#### TO BE DONE:
Only the number is wanted: count the lines that include the word "Ważność".

# START OF GIVEN RECORDS

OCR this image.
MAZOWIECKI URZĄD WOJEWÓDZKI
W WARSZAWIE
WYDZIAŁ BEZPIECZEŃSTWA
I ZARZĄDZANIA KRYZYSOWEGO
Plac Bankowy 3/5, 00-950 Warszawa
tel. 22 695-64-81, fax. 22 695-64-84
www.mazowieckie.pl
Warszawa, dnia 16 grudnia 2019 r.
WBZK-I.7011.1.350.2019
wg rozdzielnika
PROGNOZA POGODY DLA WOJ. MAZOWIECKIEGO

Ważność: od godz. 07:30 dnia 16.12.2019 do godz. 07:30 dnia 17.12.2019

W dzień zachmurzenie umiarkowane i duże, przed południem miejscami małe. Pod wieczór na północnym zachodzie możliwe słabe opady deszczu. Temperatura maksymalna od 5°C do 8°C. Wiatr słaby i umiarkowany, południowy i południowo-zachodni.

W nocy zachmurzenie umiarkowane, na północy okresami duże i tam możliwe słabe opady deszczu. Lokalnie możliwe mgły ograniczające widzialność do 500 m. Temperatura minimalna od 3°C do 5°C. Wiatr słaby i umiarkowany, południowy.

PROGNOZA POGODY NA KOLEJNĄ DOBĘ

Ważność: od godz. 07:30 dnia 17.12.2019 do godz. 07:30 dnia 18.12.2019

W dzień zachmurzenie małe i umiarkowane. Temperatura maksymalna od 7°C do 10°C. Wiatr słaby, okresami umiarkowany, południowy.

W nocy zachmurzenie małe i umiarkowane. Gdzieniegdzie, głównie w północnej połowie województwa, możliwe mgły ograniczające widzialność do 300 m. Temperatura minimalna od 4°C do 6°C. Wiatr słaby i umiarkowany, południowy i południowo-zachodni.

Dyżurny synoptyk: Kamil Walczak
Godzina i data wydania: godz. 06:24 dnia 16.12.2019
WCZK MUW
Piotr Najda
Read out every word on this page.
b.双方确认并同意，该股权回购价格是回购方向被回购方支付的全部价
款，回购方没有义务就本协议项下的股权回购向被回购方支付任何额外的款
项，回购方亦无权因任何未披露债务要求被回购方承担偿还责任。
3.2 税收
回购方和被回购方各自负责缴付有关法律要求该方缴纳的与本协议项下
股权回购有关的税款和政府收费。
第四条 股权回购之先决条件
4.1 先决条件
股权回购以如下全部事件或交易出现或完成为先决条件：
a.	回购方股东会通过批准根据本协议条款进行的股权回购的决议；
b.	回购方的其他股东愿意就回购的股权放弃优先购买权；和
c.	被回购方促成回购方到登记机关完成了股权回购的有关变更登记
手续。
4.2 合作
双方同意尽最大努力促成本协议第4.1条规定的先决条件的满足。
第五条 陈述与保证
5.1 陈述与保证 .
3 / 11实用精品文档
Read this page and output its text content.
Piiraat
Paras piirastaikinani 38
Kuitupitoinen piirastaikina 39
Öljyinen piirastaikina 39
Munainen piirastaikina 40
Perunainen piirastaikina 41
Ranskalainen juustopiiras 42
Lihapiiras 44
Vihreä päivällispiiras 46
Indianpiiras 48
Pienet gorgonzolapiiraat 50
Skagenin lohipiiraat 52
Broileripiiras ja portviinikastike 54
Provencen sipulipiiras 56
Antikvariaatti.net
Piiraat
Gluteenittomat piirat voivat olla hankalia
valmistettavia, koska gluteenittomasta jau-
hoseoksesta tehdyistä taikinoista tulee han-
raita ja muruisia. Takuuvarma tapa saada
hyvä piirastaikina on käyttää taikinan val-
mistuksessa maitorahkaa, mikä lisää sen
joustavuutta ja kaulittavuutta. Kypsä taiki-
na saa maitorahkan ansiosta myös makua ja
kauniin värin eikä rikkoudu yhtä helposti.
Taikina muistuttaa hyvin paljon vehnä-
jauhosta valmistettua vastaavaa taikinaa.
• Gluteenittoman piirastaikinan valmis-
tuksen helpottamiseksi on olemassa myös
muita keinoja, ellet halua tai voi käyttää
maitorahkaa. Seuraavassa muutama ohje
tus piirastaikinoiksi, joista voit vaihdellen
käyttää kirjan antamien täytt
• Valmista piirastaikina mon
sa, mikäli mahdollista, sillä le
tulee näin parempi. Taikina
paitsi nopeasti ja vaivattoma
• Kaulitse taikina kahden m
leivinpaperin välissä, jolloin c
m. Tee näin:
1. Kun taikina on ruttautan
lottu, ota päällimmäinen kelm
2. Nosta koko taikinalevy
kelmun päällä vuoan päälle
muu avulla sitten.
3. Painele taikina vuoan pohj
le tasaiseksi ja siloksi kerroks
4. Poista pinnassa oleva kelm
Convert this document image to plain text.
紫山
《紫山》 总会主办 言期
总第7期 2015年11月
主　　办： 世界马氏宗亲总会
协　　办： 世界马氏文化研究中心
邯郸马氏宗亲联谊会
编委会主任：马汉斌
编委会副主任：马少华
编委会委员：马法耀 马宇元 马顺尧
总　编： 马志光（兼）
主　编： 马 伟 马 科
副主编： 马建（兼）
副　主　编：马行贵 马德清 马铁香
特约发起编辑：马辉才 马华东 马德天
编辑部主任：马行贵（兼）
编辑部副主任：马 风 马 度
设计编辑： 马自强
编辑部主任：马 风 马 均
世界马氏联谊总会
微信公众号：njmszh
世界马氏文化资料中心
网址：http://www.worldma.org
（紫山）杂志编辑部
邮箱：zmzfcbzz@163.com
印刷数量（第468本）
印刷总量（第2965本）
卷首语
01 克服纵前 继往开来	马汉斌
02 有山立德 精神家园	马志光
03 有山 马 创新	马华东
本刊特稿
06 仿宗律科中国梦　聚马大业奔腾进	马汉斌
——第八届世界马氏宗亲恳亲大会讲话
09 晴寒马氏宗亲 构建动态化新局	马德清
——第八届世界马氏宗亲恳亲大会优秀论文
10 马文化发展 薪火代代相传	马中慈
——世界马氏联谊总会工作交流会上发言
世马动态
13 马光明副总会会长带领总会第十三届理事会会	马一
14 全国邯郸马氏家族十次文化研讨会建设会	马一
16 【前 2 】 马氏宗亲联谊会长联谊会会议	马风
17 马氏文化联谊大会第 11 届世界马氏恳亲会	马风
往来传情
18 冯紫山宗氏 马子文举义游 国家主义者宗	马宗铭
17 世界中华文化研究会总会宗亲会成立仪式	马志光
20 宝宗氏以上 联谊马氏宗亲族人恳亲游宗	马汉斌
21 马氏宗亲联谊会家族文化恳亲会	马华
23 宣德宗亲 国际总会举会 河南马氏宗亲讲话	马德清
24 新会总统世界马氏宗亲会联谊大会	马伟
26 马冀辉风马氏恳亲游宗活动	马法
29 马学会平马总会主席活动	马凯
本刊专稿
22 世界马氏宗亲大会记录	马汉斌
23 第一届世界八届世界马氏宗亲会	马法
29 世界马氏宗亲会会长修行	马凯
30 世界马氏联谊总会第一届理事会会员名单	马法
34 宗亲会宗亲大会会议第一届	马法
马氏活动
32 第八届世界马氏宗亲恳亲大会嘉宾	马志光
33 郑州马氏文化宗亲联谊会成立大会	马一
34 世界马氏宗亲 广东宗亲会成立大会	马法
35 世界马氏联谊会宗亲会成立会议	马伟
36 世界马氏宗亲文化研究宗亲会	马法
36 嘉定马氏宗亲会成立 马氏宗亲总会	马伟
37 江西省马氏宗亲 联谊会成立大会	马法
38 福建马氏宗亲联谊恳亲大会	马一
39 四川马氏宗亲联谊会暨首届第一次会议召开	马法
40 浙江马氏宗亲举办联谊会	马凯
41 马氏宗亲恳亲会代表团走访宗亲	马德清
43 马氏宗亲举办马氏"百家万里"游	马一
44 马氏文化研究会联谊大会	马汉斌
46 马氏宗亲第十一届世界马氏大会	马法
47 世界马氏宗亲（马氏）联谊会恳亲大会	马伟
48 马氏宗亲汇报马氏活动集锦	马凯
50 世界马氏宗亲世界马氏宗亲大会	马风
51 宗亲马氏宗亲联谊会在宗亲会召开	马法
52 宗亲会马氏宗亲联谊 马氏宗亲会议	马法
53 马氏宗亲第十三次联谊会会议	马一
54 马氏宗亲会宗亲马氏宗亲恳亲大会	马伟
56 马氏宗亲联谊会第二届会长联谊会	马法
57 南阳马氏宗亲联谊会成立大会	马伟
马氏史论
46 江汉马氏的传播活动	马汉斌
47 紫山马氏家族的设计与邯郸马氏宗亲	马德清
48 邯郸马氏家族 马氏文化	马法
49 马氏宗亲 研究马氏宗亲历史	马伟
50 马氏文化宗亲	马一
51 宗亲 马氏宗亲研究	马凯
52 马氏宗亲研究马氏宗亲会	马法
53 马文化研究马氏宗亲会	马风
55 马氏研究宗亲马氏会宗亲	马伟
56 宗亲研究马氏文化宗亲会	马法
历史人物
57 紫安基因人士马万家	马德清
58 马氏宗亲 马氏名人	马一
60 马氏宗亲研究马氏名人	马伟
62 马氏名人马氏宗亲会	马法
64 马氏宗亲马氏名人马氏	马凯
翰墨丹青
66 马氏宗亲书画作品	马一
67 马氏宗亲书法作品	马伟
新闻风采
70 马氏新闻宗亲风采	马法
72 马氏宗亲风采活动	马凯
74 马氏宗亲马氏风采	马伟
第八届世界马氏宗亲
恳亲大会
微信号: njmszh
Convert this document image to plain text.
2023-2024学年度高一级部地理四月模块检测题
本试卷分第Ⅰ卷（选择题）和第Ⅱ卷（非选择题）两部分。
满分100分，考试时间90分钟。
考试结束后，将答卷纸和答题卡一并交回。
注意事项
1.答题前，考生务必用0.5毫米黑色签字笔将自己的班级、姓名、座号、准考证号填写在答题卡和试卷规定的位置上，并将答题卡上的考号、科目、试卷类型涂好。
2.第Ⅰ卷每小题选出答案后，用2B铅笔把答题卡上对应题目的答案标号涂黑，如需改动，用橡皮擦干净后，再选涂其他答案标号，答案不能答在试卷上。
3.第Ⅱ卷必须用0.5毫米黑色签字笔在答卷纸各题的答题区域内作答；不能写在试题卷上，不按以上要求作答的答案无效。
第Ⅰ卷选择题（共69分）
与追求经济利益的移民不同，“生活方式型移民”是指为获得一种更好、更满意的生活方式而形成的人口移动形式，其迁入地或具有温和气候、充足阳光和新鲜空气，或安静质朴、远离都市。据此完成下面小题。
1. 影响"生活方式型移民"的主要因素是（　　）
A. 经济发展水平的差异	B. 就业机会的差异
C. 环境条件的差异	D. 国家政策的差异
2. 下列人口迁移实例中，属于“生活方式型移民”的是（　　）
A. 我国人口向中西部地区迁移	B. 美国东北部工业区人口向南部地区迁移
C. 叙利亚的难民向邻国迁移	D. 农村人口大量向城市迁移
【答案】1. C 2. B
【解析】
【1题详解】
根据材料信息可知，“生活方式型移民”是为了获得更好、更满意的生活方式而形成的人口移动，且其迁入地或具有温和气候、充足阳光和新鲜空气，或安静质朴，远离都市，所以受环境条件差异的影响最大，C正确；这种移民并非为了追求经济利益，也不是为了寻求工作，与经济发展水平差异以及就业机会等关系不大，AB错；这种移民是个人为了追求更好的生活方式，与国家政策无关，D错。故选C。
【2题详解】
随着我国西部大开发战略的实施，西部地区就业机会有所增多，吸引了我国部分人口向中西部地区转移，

# END OF GIVEN RECORDS

#### IN RESPONSE:
2